__DIRECTIVE__: Copy every line that holds "Formatvorlagen".

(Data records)
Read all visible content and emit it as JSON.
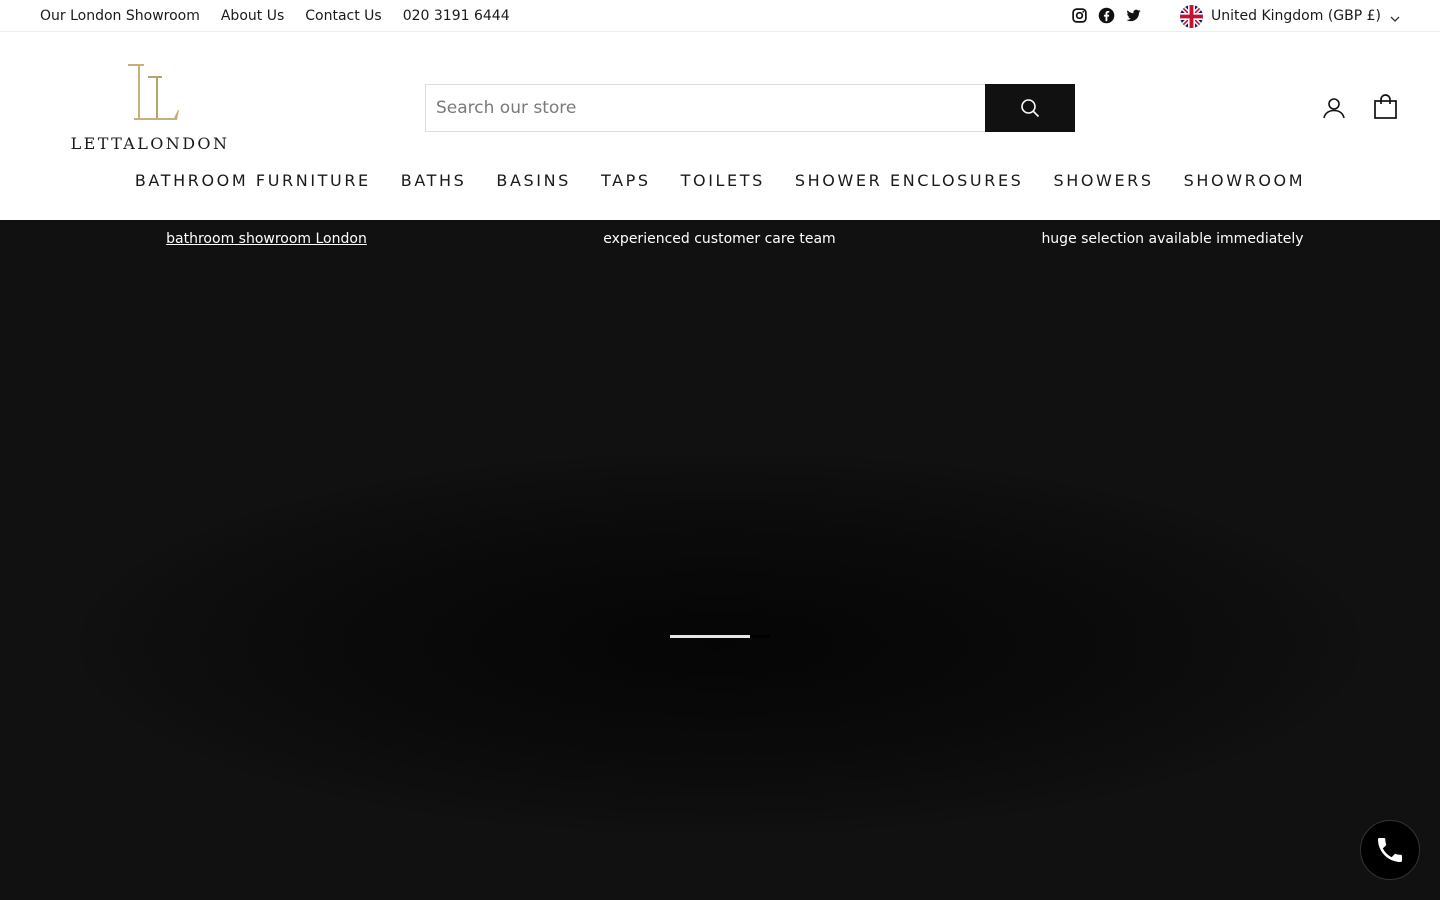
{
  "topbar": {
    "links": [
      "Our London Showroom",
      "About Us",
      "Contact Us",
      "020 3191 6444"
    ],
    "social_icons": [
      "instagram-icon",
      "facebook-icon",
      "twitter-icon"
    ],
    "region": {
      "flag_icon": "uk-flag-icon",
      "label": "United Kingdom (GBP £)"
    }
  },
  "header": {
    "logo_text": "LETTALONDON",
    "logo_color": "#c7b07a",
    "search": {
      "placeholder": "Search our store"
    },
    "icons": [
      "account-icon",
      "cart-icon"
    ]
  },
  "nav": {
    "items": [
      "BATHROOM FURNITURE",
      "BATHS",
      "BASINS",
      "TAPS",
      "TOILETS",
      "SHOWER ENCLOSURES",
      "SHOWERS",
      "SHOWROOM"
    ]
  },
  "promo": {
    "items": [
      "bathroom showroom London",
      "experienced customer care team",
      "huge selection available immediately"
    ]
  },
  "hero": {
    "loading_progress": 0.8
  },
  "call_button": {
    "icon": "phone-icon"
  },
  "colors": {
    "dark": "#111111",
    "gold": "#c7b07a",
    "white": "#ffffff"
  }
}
...
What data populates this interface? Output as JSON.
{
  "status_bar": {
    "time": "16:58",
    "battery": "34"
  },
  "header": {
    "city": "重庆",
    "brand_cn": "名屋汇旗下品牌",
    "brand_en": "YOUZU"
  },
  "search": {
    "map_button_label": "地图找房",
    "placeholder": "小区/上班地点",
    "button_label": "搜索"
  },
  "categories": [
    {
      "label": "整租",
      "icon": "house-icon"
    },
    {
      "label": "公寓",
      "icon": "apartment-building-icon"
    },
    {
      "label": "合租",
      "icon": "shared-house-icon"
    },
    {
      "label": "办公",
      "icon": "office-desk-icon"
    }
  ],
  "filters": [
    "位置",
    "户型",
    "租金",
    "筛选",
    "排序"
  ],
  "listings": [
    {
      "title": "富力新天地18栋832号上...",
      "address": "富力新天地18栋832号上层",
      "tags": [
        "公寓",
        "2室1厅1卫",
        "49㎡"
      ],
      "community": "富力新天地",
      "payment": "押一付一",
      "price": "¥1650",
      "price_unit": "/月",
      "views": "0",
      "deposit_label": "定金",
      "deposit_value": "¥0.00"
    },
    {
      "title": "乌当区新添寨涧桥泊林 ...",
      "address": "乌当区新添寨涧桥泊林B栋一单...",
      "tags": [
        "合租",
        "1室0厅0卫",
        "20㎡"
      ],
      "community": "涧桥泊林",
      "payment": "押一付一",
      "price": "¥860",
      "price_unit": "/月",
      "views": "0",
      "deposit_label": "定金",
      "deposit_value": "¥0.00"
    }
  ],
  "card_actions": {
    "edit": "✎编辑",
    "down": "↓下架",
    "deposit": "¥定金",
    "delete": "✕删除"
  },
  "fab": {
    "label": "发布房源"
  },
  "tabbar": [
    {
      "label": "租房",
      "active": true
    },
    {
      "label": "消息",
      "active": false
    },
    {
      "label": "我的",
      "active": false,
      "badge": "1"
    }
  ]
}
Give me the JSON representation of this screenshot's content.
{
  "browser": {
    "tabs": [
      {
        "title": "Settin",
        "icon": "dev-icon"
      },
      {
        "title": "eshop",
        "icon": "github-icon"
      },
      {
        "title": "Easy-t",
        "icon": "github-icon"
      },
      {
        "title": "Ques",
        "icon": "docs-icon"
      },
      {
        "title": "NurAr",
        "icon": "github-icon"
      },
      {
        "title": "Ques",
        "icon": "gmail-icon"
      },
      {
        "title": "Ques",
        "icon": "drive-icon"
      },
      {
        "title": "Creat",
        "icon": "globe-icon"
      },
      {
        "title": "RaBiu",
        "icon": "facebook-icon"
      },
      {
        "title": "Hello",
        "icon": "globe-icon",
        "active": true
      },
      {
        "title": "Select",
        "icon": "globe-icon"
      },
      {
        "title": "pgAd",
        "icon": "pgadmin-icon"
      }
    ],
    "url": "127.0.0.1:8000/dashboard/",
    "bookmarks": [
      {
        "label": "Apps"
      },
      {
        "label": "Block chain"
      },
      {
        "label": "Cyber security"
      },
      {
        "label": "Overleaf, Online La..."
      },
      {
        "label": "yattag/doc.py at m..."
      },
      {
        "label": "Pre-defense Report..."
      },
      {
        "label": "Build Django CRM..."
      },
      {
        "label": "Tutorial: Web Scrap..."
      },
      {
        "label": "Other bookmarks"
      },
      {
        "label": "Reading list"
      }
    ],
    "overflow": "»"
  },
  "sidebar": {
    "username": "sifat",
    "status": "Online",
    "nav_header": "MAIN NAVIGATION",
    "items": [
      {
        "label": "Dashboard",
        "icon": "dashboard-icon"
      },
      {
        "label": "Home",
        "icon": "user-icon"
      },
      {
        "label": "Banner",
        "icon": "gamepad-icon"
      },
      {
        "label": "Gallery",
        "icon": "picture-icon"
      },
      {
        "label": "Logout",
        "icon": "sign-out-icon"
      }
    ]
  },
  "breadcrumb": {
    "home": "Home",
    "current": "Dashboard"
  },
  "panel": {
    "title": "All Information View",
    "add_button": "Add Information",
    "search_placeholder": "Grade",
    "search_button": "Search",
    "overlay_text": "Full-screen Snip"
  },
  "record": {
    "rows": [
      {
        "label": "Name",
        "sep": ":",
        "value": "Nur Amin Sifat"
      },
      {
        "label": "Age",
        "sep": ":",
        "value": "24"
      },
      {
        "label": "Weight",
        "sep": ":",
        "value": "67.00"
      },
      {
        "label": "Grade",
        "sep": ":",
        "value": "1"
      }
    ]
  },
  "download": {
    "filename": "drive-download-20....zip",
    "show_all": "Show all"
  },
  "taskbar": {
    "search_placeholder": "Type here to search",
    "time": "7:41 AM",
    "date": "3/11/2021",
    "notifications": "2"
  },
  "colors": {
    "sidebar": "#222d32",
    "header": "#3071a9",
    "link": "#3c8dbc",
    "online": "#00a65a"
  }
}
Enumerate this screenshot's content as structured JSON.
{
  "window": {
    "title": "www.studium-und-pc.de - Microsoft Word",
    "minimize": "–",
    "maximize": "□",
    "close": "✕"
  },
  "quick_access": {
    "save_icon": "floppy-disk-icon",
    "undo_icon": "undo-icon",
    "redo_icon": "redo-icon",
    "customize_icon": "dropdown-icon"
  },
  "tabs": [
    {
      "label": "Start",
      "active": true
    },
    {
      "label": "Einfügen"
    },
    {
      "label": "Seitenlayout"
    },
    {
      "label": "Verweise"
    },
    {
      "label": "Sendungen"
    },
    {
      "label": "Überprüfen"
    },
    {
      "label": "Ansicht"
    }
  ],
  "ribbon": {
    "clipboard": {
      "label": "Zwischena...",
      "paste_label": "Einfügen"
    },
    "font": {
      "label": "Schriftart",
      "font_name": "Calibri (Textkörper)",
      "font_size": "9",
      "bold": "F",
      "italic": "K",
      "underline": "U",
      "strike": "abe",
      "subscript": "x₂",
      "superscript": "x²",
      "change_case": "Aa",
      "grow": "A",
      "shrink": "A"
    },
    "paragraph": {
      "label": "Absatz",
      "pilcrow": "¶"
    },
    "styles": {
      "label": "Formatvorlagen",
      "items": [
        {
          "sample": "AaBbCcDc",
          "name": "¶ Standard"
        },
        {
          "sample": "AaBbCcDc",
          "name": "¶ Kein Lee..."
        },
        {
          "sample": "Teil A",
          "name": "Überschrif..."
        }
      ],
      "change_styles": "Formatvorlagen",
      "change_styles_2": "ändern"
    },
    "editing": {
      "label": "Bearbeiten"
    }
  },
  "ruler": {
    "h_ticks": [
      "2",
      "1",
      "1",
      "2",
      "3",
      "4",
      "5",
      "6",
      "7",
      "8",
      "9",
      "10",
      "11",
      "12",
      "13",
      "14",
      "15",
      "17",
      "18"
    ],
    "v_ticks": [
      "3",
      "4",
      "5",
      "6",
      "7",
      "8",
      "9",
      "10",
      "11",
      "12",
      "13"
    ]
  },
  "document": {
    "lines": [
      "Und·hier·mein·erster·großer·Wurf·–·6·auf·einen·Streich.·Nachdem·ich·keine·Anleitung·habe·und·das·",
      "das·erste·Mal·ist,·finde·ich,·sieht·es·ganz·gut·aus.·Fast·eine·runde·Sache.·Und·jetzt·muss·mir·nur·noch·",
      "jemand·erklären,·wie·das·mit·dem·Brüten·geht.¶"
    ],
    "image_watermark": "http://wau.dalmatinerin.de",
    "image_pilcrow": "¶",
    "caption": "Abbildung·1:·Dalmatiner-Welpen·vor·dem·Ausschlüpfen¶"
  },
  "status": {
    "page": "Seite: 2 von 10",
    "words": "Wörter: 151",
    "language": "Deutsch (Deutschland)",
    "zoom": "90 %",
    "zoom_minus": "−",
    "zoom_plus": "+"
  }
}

__EXPECTED ANSWER__:
      "label": "Formatvorlagen",
      "change_styles": "Formatvorlagen",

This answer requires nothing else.